* [EXCERTO SELECIONADO]:
>>>

«Vi,
ouvi, li, e não queria acreditar. 70 das mais importantes
personalidades do país, parte substancial da nossa elite, veio propor
que se diga aos credores internacionais o seguinte:
–
Desculpem lá qualquer coisinha mas nós não conseguimos pagar tudo o que
vos devemos, não conseguimos sequer cumprir as condições que nós
próprios assinámos, tanto em juros como em prazos de amortizações!
Permitam-me
uma pergunta simples e direta: Vocês pensaram bem no momento e nas
consequências da vossa proposta, feita a menos de dois meses do anúncio
do modo de saída do programa de assistência internacional?
Imaginaram
que, se os investidores internacionais levarem mesmo a sério a vossa
proposta, poderão começar a duvidar da capacidade e da vontade de
Portugal em honrar os seus compromissos e poderão voltar a exigir já nos
próximos dias um prémio de risco muito mais elevado pela compra de nova
dívida e pela posse das obrigações que já detêm?
Conseguem
perceber que, na hipótese absurda de o Governo pedir agora uma
reestruturação da nossa dívida, os juros no mercado secundário iriam
aumentar imediatamente e deitar a perder mais de três anos de
austeridade necessária e incontornável para recuperar a confiança dos
investidores, obrigando, isso sim, a um novo programa de resgate e ainda
a mais austeridade, precisamente aquilo que vocês dizem querer evitar?

<<<

* [INSTRUÇÃO 1]:
Copia do excerto tudo o que vai desde "Permitam-me" até "de assistência internacional?".
* [INSTRUÇÃO 2]:
Nos registos, escreve de novo tudo o que vai do início até à linha que contém "768, 1440, 954]", substituindo "header-bar" por "barra-topo" e deixando o resto igual. Apresenta só essas linhas.

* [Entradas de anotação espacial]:
>>>

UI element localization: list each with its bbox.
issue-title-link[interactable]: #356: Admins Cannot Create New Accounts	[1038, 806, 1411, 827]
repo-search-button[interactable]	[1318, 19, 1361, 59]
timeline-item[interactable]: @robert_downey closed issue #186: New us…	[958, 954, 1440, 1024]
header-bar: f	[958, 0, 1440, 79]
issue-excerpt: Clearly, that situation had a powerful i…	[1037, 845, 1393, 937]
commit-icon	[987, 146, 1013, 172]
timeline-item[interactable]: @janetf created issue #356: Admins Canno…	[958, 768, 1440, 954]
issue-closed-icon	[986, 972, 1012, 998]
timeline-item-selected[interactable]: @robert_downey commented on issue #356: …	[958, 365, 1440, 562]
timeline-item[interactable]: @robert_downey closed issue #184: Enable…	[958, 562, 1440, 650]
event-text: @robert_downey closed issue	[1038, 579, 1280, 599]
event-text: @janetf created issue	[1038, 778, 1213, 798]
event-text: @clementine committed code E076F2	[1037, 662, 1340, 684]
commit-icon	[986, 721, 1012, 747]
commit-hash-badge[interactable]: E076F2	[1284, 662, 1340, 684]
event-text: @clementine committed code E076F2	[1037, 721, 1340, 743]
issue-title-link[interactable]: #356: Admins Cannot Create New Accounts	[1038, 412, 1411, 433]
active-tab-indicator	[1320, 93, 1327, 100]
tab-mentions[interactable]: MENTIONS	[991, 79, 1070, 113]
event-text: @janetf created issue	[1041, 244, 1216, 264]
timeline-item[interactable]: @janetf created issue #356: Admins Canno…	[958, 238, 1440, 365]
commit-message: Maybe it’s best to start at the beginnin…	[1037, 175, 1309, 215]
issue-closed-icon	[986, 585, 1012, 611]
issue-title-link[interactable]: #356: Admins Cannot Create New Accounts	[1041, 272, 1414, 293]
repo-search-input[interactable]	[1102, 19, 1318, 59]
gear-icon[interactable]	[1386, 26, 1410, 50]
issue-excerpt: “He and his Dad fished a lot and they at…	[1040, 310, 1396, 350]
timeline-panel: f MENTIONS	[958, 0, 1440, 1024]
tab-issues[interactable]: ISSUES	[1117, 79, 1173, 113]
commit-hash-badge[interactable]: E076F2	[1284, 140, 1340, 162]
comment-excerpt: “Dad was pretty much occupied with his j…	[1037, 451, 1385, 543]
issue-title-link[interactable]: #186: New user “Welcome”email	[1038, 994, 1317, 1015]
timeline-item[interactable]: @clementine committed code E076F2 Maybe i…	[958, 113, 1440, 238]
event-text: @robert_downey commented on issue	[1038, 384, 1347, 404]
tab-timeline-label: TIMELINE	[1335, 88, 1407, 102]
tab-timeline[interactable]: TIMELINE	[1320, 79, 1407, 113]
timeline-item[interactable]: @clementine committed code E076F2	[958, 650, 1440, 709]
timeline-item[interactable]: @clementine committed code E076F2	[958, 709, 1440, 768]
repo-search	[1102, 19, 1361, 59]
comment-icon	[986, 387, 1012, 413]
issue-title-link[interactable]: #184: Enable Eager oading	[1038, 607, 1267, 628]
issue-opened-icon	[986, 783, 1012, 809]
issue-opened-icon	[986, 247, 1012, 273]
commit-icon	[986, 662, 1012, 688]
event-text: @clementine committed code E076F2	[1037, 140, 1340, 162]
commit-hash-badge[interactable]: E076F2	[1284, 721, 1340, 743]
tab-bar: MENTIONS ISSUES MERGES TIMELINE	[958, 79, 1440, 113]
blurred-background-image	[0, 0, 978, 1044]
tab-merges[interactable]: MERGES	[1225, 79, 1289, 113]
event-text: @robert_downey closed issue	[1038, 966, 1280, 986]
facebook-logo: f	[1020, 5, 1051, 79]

<<<

* [RESULTADO ESPERADO 1]:
Permitam-me
uma pergunta simples e direta: Vocês pensaram bem no momento e nas
consequências da vossa proposta, feita a menos de dois meses do anúncio
do modo de saída do programa de assistência internacional?

* [RESULTADO ESPERADO 2]:
UI element localization: list each with its bbox.
issue-title-link[interactable]: #356: Admins Cannot Create New Accounts	[1038, 806, 1411, 827]
repo-search-button[interactable]	[1318, 19, 1361, 59]
timeline-item[interactable]: @robert_downey closed issue #186: New us…	[958, 954, 1440, 1024]
barra-topo: f	[958, 0, 1440, 79]
issue-excerpt: Clearly, that situation had a powerful i…	[1037, 845, 1393, 937]
commit-icon	[987, 146, 1013, 172]
timeline-item[interactable]: @janetf created issue #356: Admins Canno…	[958, 768, 1440, 954]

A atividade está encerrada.